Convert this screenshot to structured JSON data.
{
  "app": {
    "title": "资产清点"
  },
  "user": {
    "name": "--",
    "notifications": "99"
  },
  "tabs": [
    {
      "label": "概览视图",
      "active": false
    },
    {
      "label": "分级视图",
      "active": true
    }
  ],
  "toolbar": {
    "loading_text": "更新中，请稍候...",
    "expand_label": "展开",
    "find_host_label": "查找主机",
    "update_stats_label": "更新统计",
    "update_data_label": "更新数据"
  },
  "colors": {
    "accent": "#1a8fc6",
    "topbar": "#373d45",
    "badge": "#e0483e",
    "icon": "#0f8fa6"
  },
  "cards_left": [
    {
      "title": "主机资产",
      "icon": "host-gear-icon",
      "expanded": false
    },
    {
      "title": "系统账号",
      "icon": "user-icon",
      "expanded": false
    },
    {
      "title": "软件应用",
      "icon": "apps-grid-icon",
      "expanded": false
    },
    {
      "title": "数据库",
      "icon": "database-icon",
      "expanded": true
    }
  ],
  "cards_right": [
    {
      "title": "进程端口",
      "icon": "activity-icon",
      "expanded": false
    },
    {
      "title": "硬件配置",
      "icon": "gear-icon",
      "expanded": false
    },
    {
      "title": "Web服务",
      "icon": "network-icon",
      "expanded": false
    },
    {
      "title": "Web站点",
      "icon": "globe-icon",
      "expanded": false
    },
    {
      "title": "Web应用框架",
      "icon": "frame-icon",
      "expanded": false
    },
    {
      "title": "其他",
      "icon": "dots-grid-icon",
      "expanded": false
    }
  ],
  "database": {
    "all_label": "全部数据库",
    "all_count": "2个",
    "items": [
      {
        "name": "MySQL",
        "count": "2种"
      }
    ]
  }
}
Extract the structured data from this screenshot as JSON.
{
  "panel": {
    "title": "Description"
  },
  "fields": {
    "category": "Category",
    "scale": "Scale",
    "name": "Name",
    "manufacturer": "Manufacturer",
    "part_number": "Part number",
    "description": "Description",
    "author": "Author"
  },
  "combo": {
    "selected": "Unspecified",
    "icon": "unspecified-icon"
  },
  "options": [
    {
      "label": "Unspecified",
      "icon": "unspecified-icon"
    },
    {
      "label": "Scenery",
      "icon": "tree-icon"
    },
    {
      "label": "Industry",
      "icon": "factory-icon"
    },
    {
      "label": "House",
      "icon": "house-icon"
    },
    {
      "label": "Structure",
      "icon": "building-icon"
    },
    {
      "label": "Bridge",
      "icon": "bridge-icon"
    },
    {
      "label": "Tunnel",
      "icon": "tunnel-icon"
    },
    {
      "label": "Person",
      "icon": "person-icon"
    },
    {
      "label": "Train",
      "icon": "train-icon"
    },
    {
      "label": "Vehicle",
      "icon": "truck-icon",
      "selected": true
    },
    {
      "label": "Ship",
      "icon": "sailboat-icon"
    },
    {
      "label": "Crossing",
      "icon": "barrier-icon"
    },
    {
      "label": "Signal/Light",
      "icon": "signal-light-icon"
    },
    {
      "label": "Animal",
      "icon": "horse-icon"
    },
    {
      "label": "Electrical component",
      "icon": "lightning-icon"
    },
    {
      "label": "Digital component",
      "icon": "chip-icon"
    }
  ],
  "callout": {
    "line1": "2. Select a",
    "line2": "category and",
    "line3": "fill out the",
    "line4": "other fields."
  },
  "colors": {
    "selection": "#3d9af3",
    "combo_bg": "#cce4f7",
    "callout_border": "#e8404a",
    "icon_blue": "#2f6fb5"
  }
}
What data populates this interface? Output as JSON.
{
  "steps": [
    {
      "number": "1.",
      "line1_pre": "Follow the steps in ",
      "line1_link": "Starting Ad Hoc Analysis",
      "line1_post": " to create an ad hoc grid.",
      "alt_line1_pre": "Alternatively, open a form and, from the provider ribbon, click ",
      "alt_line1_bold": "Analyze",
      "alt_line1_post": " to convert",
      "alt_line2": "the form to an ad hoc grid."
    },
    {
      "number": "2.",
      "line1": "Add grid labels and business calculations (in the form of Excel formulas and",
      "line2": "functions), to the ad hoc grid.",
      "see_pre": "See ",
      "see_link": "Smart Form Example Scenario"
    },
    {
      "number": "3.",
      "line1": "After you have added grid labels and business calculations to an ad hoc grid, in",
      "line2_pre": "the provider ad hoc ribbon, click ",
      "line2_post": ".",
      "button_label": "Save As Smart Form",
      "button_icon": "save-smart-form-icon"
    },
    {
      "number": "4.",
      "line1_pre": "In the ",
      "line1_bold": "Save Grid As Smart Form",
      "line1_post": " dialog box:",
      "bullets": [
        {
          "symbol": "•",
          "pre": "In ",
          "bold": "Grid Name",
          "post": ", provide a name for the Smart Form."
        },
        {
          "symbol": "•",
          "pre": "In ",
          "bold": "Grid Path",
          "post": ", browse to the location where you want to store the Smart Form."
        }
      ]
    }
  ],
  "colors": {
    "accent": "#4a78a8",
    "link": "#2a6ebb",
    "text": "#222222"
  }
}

#####

→ **THE EXERCISE**
Pick out the lines containing the string "this" and show them.

→ **COMPLETE RESPONSE**
Convert this screenshot to structured JSON data.
Extract the structured data from this screenshot as JSON.
What data populates this interface? Output as JSON.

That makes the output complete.